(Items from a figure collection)

>>>>

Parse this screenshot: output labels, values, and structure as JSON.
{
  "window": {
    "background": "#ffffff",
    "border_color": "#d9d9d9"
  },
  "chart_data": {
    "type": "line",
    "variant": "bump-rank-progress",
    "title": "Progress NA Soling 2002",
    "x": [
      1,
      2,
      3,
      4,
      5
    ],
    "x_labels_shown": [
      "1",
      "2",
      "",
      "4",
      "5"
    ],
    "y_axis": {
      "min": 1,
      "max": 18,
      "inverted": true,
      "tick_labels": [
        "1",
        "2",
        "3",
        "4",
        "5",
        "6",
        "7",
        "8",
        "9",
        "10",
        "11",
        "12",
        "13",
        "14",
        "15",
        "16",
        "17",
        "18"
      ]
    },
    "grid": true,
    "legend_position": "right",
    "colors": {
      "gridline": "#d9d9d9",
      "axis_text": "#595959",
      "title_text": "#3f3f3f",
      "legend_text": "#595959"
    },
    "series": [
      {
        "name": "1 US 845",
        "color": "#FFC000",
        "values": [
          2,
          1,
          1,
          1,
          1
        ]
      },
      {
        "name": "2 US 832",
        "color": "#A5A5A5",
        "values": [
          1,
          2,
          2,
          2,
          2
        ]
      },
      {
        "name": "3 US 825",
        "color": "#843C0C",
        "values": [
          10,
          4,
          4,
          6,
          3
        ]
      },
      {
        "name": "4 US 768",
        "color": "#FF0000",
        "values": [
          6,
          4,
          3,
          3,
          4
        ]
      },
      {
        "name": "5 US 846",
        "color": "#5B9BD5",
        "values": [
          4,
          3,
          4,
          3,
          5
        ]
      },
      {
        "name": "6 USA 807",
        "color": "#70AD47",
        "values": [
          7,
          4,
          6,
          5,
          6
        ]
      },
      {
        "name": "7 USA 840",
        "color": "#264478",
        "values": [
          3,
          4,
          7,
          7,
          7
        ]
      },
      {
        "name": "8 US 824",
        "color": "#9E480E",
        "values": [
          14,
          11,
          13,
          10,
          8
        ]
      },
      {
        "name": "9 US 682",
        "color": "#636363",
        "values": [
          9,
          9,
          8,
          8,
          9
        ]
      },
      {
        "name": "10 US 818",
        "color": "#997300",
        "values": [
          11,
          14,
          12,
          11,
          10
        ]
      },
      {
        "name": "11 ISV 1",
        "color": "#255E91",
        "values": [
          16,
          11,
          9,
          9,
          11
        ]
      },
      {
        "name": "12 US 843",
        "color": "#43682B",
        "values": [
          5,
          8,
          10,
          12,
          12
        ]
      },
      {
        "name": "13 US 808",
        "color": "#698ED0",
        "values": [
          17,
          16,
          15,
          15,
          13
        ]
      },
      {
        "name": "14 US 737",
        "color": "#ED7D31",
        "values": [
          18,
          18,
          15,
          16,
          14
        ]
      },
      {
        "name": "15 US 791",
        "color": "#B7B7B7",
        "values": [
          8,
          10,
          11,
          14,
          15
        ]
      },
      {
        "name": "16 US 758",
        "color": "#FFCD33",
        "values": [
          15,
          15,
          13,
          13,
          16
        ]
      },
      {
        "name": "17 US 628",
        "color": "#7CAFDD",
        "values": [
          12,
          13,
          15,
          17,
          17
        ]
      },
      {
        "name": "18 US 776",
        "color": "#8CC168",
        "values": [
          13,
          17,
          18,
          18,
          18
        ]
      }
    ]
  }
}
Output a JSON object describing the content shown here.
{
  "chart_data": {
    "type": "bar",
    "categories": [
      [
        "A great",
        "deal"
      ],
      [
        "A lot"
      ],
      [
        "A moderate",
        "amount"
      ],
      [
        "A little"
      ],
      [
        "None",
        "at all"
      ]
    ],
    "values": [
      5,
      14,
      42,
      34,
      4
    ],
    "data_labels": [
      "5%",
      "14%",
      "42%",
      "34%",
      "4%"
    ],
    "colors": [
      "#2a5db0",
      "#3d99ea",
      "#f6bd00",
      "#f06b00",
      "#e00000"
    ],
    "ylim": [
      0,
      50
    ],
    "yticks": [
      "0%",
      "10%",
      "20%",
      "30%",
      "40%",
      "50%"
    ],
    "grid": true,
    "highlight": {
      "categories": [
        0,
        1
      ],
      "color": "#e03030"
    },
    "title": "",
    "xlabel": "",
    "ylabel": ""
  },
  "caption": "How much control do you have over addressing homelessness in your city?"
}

<<<<

Stated task: Copy all of the data. Keep every word exactly as it is.

Answer:
Parse this screenshot: output labels, values, and structure as JSON.
{
  "window": {
    "background": "#ffffff",
    "border_color": "#d9d9d9"
  },
  "chart_data": {
    "type": "line",
    "variant": "bump-rank-progress",
    "title": "Progress NA Soling 2002",
    "x": [
      1,
      2,
      3,
      4,
      5
    ],
    "x_labels_shown": [
      "1",
      "2",
      "",
      "4",
      "5"
    ],
    "y_axis": {
      "min": 1,
      "max": 18,
      "inverted": true,
      "tick_labels": [
        "1",
        "2",
        "3",
        "4",
        "5",
        "6",
        "7",
        "8",
        "9",
        "10",
        "11",
        "12",
        "13",
        "14",
        "15",
        "16",
        "17",
        "18"
      ]
    },
    "grid": true,
    "legend_position": "right",
    "colors": {
      "gridline": "#d9d9d9",
      "axis_text": "#595959",
      "title_text": "#3f3f3f",
      "legend_text": "#595959"
    },
    "series": [
      {
        "name": "1 US 845",
        "color": "#FFC000",
        "values": [
          2,
          1,
          1,
          1,
          1
        ]
      },
      {
        "name": "2 US 832",
        "color": "#A5A5A5",
        "values": [
          1,
          2,
          2,
          2,
          2
        ]
      },
      {
        "name": "3 US 825",
        "color": "#843C0C",
        "values": [
          10,
          4,
          4,
          6,
          3
        ]
      },
      {
        "name": "4 US 768",
        "color": "#FF0000",
        "values": [
          6,
          4,
          3,
          3,
          4
        ]
      },
      {
        "name": "5 US 846",
        "color": "#5B9BD5",
        "values": [
          4,
          3,
          4,
          3,
          5
        ]
      },
      {
        "name": "6 USA 807",
        "color": "#70AD47",
        "values": [
          7,
          4,
          6,
          5,
          6
        ]
      },
      {
        "name": "7 USA 840",
        "color": "#264478",
        "values": [
          3,
          4,
          7,
          7,
          7
        ]
      },
      {
        "name": "8 US 824",
        "color": "#9E480E",
        "values": [
          14,
          11,
          13,
          10,
          8
        ]
      },
      {
        "name": "9 US 682",
        "color": "#636363",
        "values": [
          9,
          9,
          8,
          8,
          9
        ]
      },
      {
        "name": "10 US 818",
        "color": "#997300",
        "values": [
          11,
          14,
          12,
          11,
          10
        ]
      },
      {
        "name": "11 ISV 1",
        "color": "#255E91",
        "values": [
          16,
          11,
          9,
          9,
          11
        ]
      },
      {
        "name": "12 US 843",
        "color": "#43682B",
        "values": [
          5,
          8,
          10,
          12,
          12
        ]
      },
      {
        "name": "13 US 808",
        "color": "#698ED0",
        "values": [
          17,
          16,
          15,
          15,
          13
        ]
      },
      {
        "name": "14 US 737",
        "color": "#ED7D31",
        "values": [
          18,
          18,
          15,
          16,
          14
        ]
      },
      {
        "name": "15 US 791",
        "color": "#B7B7B7",
        "values": [
          8,
          10,
          11,
          14,
          15
        ]
      },
      {
        "name": "16 US 758",
        "color": "#FFCD33",
        "values": [
          15,
          15,
          13,
          13,
          16
        ]
      },
      {
        "name": "17 US 628",
        "color": "#7CAFDD",
        "values": [
          12,
          13,
          15,
          17,
          17
        ]
      },
      {
        "name": "18 US 776",
        "color": "#8CC168",
        "values": [
          13,
          17,
          18,
          18,
          18
        ]
      }
    ]
  }
}
Output a JSON object describing the content shown here.
{
  "chart_data": {
    "type": "bar",
    "categories": [
      [
        "A great",
        "deal"
      ],
      [
        "A lot"
      ],
      [
        "A moderate",
        "amount"
      ],
      [
        "A little"
      ],
      [
        "None",
        "at all"
      ]
    ],
    "values": [
      5,
      14,
      42,
      34,
      4
    ],
    "data_labels": [
      "5%",
      "14%",
      "42%",
      "34%",
      "4%"
    ],
    "colors": [
      "#2a5db0",
      "#3d99ea",
      "#f6bd00",
      "#f06b00",
      "#e00000"
    ],
    "ylim": [
      0,
      50
    ],
    "yticks": [
      "0%",
      "10%",
      "20%",
      "30%",
      "40%",
      "50%"
    ],
    "grid": true,
    "highlight": {
      "categories": [
        0,
        1
      ],
      "color": "#e03030"
    },
    "title": "",
    "xlabel": "",
    "ylabel": ""
  },
  "caption": "How much control do you have over addressing homelessness in your city?"
}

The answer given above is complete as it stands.